:: Dataset entries ::
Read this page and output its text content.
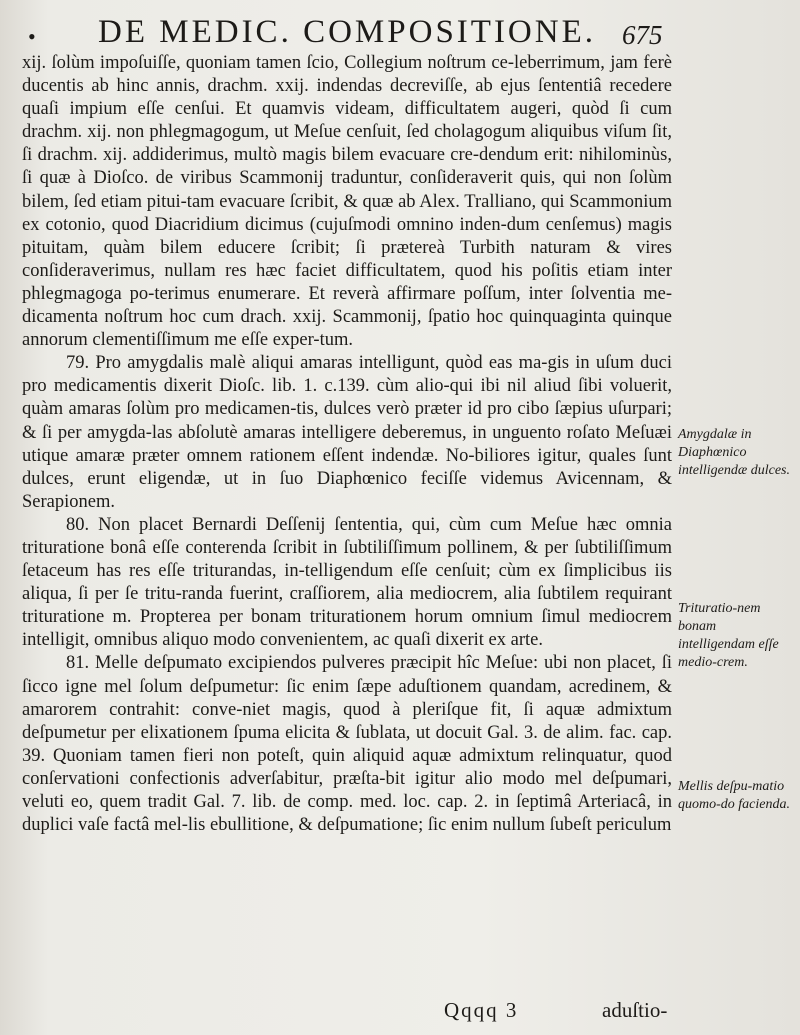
• DE MEDIC. COMPOSITIONE. 675

xij. ſolùm impoſuiſſe, quoniam tamen ſcio, Collegium noſtrum ce-leberrimum, jam ferè ducentis ab hinc annis, drachm. xxij. indendas decreviſſe, ab ejus ſententiâ recedere quaſi impium eſſe cenſui. Et quamvis videam, difficultatem augeri, quòd ſi cum drachm. xij. non phlegmagogum, ut Meſue cenſuit, ſed cholagogum aliquibus viſum ſit, ſi drachm. xij. addiderimus, multò magis bilem evacuare cre-dendum erit: nihilominùs, ſi quæ à Dioſco. de viribus Scammonij traduntur, conſideraverit quis, qui non ſolùm bilem, ſed etiam pitui-tam evacuare ſcribit, & quæ ab Alex. Tralliano, qui Scammonium ex cotonio, quod Diacridium dicimus (cujuſmodi omnino inden-dum cenſemus) magis pituitam, quàm bilem educere ſcribit; ſi prætereà Turbith naturam & vires conſideraverimus, nullam res hæc faciet difficultatem, quod his poſitis etiam inter phlegmagoga po-terimus enumerare. Et reverà affirmare poſſum, inter ſolventia me-dicamenta noſtrum hoc cum drach. xxij. Scammonij, ſpatio hoc quinquaginta quinque annorum clementiſſimum me eſſe exper-tum.

79. Pro amygdalis malè aliqui amaras intelligunt, quòd eas ma-gis in uſum duci pro medicamentis dixerit Dioſc. lib. 1. c.139. cùm alio-qui ibi nil aliud ſibi voluerit, quàm amaras ſolùm pro medicamen-tis, dulces verò præter id pro cibo ſæpius uſurpari; & ſi per amygda-las abſolutè amaras intelligere deberemus, in unguento roſato Meſuæi utique amaræ præter omnem rationem eſſent indendæ. No-biliores igitur, quales ſunt dulces, erunt eligendæ, ut in ſuo Diaphœnico feciſſe videmus Avicennam, & Serapionem.

80. Non placet Bernardi Deſſenij ſententia, qui, cùm cum Meſue hæc omnia trituratione bonâ eſſe conterenda ſcribit in ſubtiliſſimum pollinem, & per ſubtiliſſimum ſetaceum has res eſſe triturandas, in-telligendum eſſe cenſuit; cùm ex ſimplicibus iis aliqua, ſi per ſe tritu-randa fuerint, craſſiorem, alia mediocrem, alia ſubtilem requirant trituratione m. Propterea per bonam triturationem horum omnium ſimul mediocrem intelligit, omnibus aliquo modo convenientem, ac quaſi dixerit ex arte.

81. Melle deſpumato excipiendos pulveres præcipit hîc Meſue: ubi non placet, ſi ſicco igne mel ſolum deſpumetur: ſic enim ſæpe aduſtionem quandam, acredinem, & amarorem contrahit: conve-niet magis, quod à pleriſque fit, ſi aquæ admixtum deſpumetur per elixationem ſpuma elicita & ſublata, ut docuit Gal. 3. de alim. fac. cap. 39. Quoniam tamen fieri non poteſt, quin aliquid aquæ admixtum relinquatur, quod conſervationi confectionis adverſabitur, præſta-bit igitur alio modo mel deſpumari, veluti eo, quem tradit Gal. 7. lib. de comp. med. loc. cap. 2. in ſeptimâ Arteriacâ, in duplici vaſe factâ mel-lis ebullitione, & deſpumatione; ſic enim nullum ſubeſt periculum

Amygdalæ in Diaphœnico intelligendæ dulces.
Trituratio-nem bonam intelligendam eſſe medio-crem.
Mellis deſpu-matio quomo-do facienda.
Qqqq 3	aduſtio-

:: What you should do ::
In the records above, how many lines include "alio"? Give that number and nothing more.

:: Output below ::
2